== TASK REQUIREMENTS ==
Extract and list every line that contains the word "update".

Figure collection entries
____

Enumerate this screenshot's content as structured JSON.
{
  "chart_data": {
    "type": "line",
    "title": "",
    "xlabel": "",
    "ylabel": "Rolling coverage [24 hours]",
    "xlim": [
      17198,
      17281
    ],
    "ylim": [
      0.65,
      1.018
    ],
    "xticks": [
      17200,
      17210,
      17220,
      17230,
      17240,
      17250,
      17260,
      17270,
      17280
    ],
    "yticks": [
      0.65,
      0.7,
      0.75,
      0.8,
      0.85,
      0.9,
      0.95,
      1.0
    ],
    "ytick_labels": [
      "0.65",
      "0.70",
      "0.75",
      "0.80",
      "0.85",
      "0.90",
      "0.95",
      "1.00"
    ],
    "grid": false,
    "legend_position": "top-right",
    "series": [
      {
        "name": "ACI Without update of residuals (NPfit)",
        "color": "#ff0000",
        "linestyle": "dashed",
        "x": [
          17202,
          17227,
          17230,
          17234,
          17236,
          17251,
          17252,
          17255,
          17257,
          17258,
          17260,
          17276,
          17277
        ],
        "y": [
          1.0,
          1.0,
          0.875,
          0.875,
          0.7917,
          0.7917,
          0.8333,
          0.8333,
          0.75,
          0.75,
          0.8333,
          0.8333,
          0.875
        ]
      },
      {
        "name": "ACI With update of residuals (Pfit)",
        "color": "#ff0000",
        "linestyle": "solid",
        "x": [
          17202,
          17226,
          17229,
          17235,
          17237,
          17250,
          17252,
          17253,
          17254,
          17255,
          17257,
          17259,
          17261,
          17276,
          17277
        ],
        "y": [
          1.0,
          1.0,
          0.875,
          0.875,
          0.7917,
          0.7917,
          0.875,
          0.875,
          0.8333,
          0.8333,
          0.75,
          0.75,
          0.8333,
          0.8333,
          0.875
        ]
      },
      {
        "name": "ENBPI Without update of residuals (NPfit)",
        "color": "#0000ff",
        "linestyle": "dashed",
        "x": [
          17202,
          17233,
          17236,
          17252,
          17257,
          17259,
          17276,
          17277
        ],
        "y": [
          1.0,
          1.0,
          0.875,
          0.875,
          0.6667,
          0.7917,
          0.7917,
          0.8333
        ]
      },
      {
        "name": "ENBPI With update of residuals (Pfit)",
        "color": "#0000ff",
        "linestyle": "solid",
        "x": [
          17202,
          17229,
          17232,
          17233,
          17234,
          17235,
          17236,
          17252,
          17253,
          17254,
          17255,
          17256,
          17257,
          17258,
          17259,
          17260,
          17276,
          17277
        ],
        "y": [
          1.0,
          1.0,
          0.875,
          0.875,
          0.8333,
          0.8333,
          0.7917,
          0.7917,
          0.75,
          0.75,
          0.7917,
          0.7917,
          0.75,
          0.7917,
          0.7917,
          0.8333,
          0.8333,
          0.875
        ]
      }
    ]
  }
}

____

== ANSWER TO THE EXERCISE ==
        "name": "ACI Without update of residuals (NPfit)",
        "name": "ACI With update of residuals (Pfit)",
        "name": "ENBPI Without update of residuals (NPfit)",
        "name": "ENBPI With update of residuals (Pfit)",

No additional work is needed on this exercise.